* GOAL: Return all entries word for word, but drop any images.

========

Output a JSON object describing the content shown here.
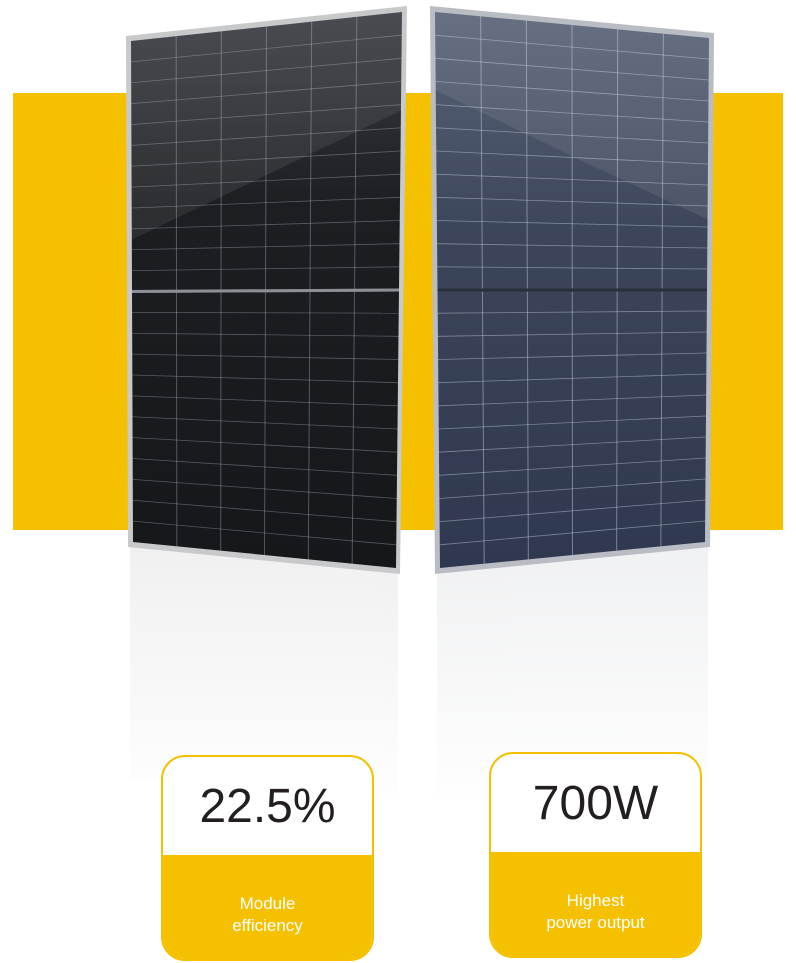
{
  "cards": [
    {
      "value": "22.5%",
      "label_lines": [
        "Module",
        "efficiency"
      ]
    },
    {
      "value": "700W",
      "label_lines": [
        "Highest",
        "power output"
      ]
    }
  ]
}
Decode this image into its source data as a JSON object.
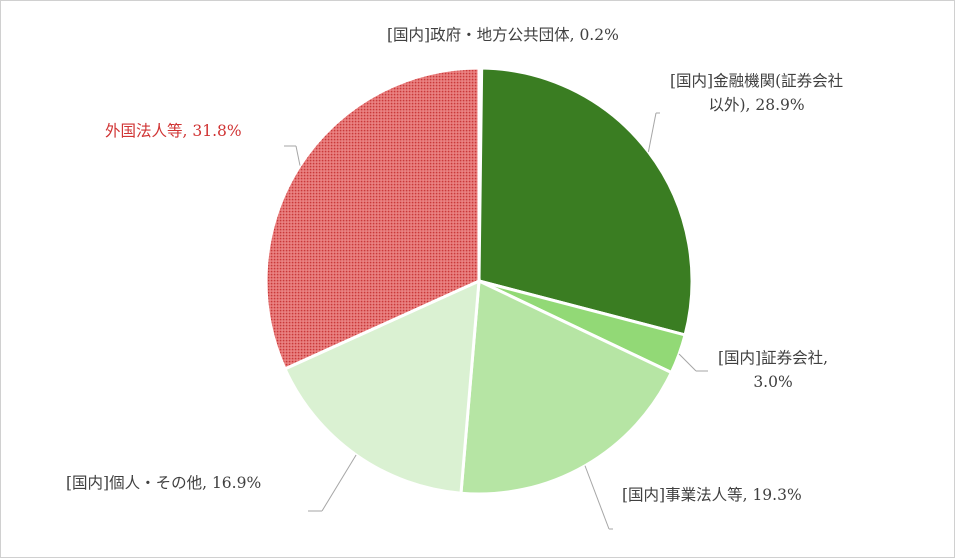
{
  "chart_data": {
    "type": "pie",
    "title": "",
    "start_angle_deg": 0,
    "direction": "clockwise",
    "slices": [
      {
        "label": "[国内]政府・地方公共団体",
        "value": 0.2,
        "label_text": "[国内]政府・地方公共団体, 0.2%",
        "label_lines": [
          "[国内]政府・地方公共団体, 0.2%"
        ],
        "color": "#2e6a1f",
        "pattern": null
      },
      {
        "label": "[国内]金融機関(証券会社以外)",
        "value": 28.9,
        "label_text": "[国内]金融機関(証券会社以外), 28.9%",
        "label_lines": [
          "[国内]金融機関(証券会社",
          "以外), 28.9%"
        ],
        "color": "#3a7d22",
        "pattern": null
      },
      {
        "label": "[国内]証券会社",
        "value": 3.0,
        "label_text": "[国内]証券会社, 3.0%",
        "label_lines": [
          "[国内]証券会社,",
          "3.0%"
        ],
        "color": "#92d976",
        "pattern": null
      },
      {
        "label": "[国内]事業法人等",
        "value": 19.3,
        "label_text": "[国内]事業法人等, 19.3%",
        "label_lines": [
          "[国内]事業法人等, 19.3%"
        ],
        "color": "#b6e5a4",
        "pattern": null
      },
      {
        "label": "[国内]個人・その他",
        "value": 16.9,
        "label_text": "[国内]個人・その他, 16.9%",
        "label_lines": [
          "[国内]個人・その他, 16.9%"
        ],
        "color": "#daf1d2",
        "pattern": null
      },
      {
        "label": "外国法人等",
        "value": 31.8,
        "label_text": "外国法人等, 31.8%",
        "label_lines": [
          "外国法人等, 31.8%"
        ],
        "color": "#e05a5a",
        "pattern": "dotted",
        "label_color": "#d03434"
      }
    ],
    "legend": "none",
    "data_labels": "outside-with-leader-lines"
  }
}
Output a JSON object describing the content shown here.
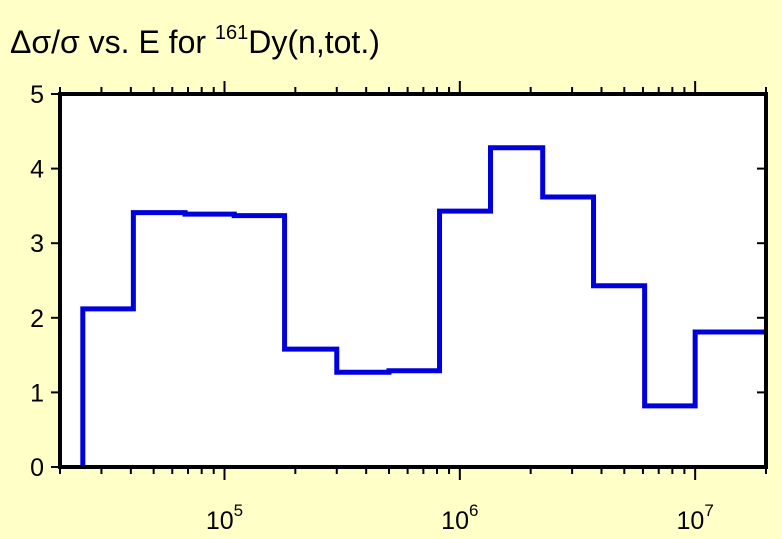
{
  "chart_data": {
    "type": "line",
    "title_parts": {
      "pre": "Δσ/σ vs. E for ",
      "sup": "161",
      "post": "Dy(n,tot.)"
    },
    "xlabel": "",
    "ylabel": "",
    "x_scale": "log",
    "xlim": [
      20000,
      20000000
    ],
    "ylim": [
      0,
      5
    ],
    "grid": false,
    "legend": "none",
    "line_color": "#0000DD",
    "y_ticks": [
      0,
      1,
      2,
      3,
      4,
      5
    ],
    "y_tick_labels": [
      "0",
      "1",
      "2",
      "3",
      "4",
      "5"
    ],
    "x_major_ticks": [
      100000,
      1000000,
      10000000
    ],
    "x_tick_labels": [
      {
        "base": "10",
        "exp": "5"
      },
      {
        "base": "10",
        "exp": "6"
      },
      {
        "base": "10",
        "exp": "7"
      }
    ],
    "steps": [
      {
        "x0": 25000,
        "x1": 41000,
        "y": 2.12
      },
      {
        "x0": 41000,
        "x1": 68000,
        "y": 3.41
      },
      {
        "x0": 68000,
        "x1": 110000,
        "y": 3.39
      },
      {
        "x0": 110000,
        "x1": 180000,
        "y": 3.37
      },
      {
        "x0": 180000,
        "x1": 300000,
        "y": 1.58
      },
      {
        "x0": 300000,
        "x1": 500000,
        "y": 1.27
      },
      {
        "x0": 500000,
        "x1": 820000,
        "y": 1.29
      },
      {
        "x0": 820000,
        "x1": 1350000,
        "y": 3.43
      },
      {
        "x0": 1350000,
        "x1": 2250000,
        "y": 4.28
      },
      {
        "x0": 2250000,
        "x1": 3700000,
        "y": 3.62
      },
      {
        "x0": 3700000,
        "x1": 6100000,
        "y": 2.43
      },
      {
        "x0": 6100000,
        "x1": 10000000,
        "y": 0.82
      },
      {
        "x0": 10000000,
        "x1": 20000000,
        "y": 1.81
      }
    ]
  }
}
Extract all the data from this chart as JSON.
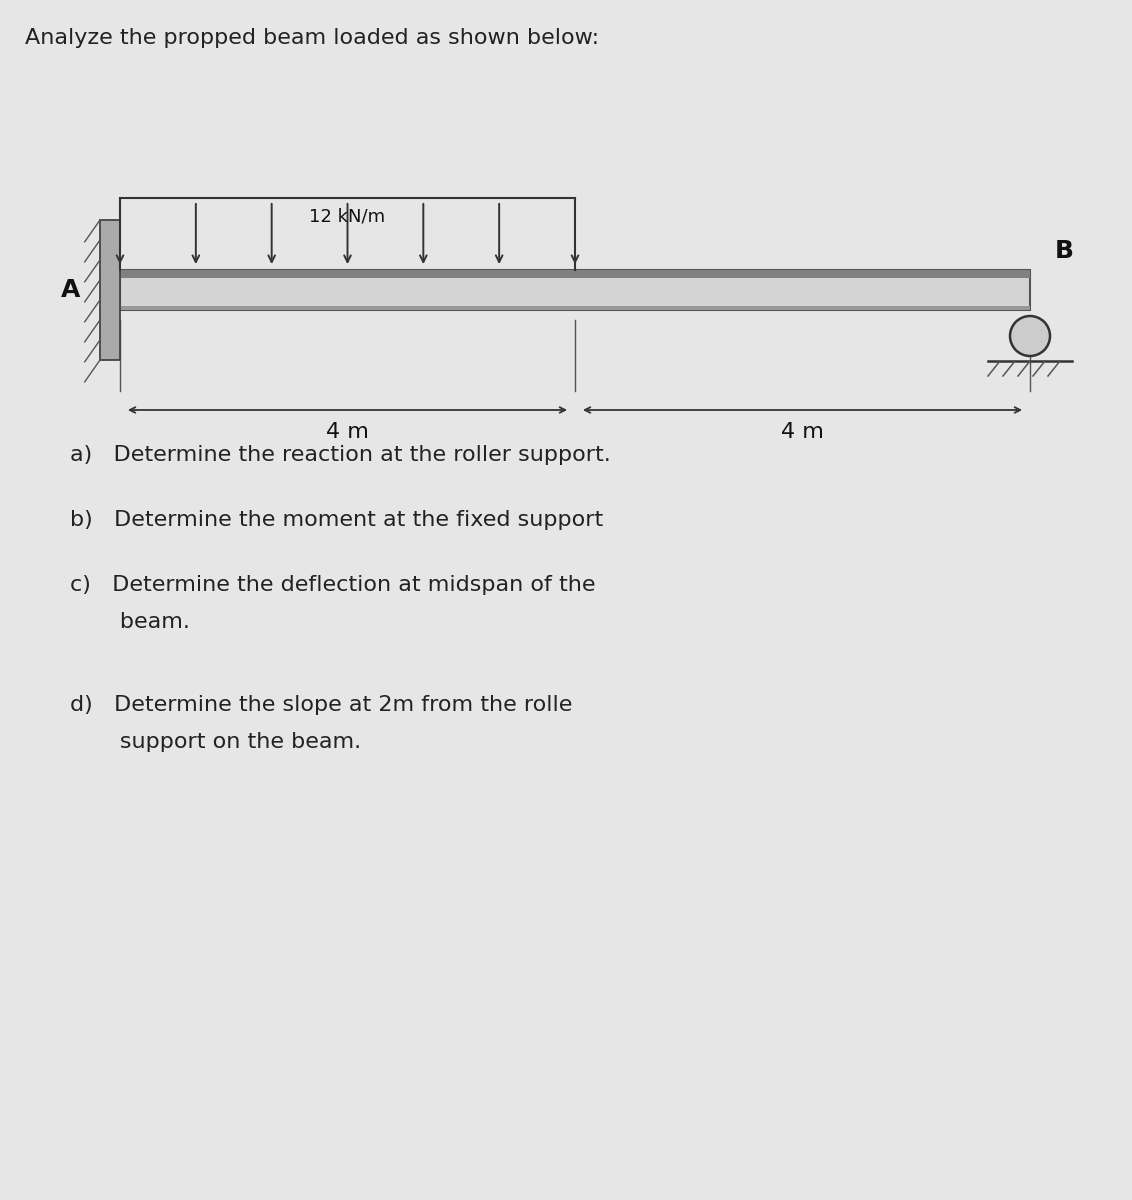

========

* SOLUTION FOR THIS PROBLEM:
Output a JSON object describing the content shown here.
{
  "cards": [
    {
      "value": "22.5%",
      "label_lines": [
        "Module",
        "efficiency"
      ]
    },
    {
      "value": "700W",
      "label_lines": [
        "Highest",
        "power output"
      ]
    }
  ]
}
Decode this image into its source data as a JSON object.
{
  "chart_data": {
    "type": "pie",
    "title": "",
    "start_angle_deg": 0,
    "direction": "clockwise",
    "slices": [
      {
        "label": "[国内]政府・地方公共団体",
        "value": 0.2,
        "label_text": "[国内]政府・地方公共団体, 0.2%",
        "label_lines": [
          "[国内]政府・地方公共団体, 0.2%"
        ],
        "color": "#2e6a1f",
        "pattern": null
      },
      {
        "label": "[国内]金融機関(証券会社以外)",
        "value": 28.9,
        "label_text": "[国内]金融機関(証券会社以外), 28.9%",
        "label_lines": [
          "[国内]金融機関(証券会社",
          "以外), 28.9%"
        ],
        "color": "#3a7d22",
        "pattern": null
      },
      {
        "label": "[国内]証券会社",
        "value": 3.0,
        "label_text": "[国内]証券会社, 3.0%",
        "label_lines": [
          "[国内]証券会社,",
          "3.0%"
        ],
        "color": "#92d976",
        "pattern": null
      },
      {
        "label": "[国内]事業法人等",
        "value": 19.3,
        "label_text": "[国内]事業法人等, 19.3%",
        "label_lines": [
          "[国内]事業法人等, 19.3%"
        ],
        "color": "#b6e5a4",
        "pattern": null
      },
      {
        "label": "[国内]個人・その他",
        "value": 16.9,
        "label_text": "[国内]個人・その他, 16.9%",
        "label_lines": [
          "[国内]個人・その他, 16.9%"
        ],
        "color": "#daf1d2",
        "pattern": null
      },
      {
        "label": "外国法人等",
        "value": 31.8,
        "label_text": "外国法人等, 31.8%",
        "label_lines": [
          "外国法人等, 31.8%"
        ],
        "color": "#e05a5a",
        "pattern": "dotted",
        "label_color": "#d03434"
      }
    ],
    "legend": "none",
    "data_labels": "outside-with-leader-lines"
  }
}
Output a JSON object describing the content shown here.
{
  "chart_data": {
    "type": "line",
    "title_parts": {
      "pre": "Δσ/σ vs. E for ",
      "sup": "161",
      "post": "Dy(n,tot.)"
    },
    "xlabel": "",
    "ylabel": "",
    "x_scale": "log",
    "xlim": [
      20000,
      20000000
    ],
    "ylim": [
      0,
      5
    ],
    "grid": false,
    "legend": "none",
    "line_color": "#0000DD",
    "y_ticks": [
      0,
      1,
      2,
      3,
      4,
      5
    ],
    "y_tick_labels": [
      "0",
      "1",
      "2",
      "3",
      "4",
      "5"
    ],
    "x_major_ticks": [
      100000,
      1000000,
      10000000
    ],
    "x_tick_labels": [
      {
        "base": "10",
        "exp": "5"
      },
      {
        "base": "10",
        "exp": "6"
      },
      {
        "base": "10",
        "exp": "7"
      }
    ],
    "steps": [
      {
        "x0": 25000,
        "x1": 41000,
        "y": 2.12
      },
      {
        "x0": 41000,
        "x1": 68000,
        "y": 3.41
      },
      {
        "x0": 68000,
        "x1": 110000,
        "y": 3.39
      },
      {
        "x0": 110000,
        "x1": 180000,
        "y": 3.37
      },
      {
        "x0": 180000,
        "x1": 300000,
        "y": 1.58
      },
      {
        "x0": 300000,
        "x1": 500000,
        "y": 1.27
      },
      {
        "x0": 500000,
        "x1": 820000,
        "y": 1.29
      },
      {
        "x0": 820000,
        "x1": 1350000,
        "y": 3.43
      },
      {
        "x0": 1350000,
        "x1": 2250000,
        "y": 4.28
      },
      {
        "x0": 2250000,
        "x1": 3700000,
        "y": 3.62
      },
      {
        "x0": 3700000,
        "x1": 6100000,
        "y": 2.43
      },
      {
        "x0": 6100000,
        "x1": 10000000,
        "y": 0.82
      },
      {
        "x0": 10000000,
        "x1": 20000000,
        "y": 1.81
      }
    ]
  }
}
Extract all the data from this chart as JSON.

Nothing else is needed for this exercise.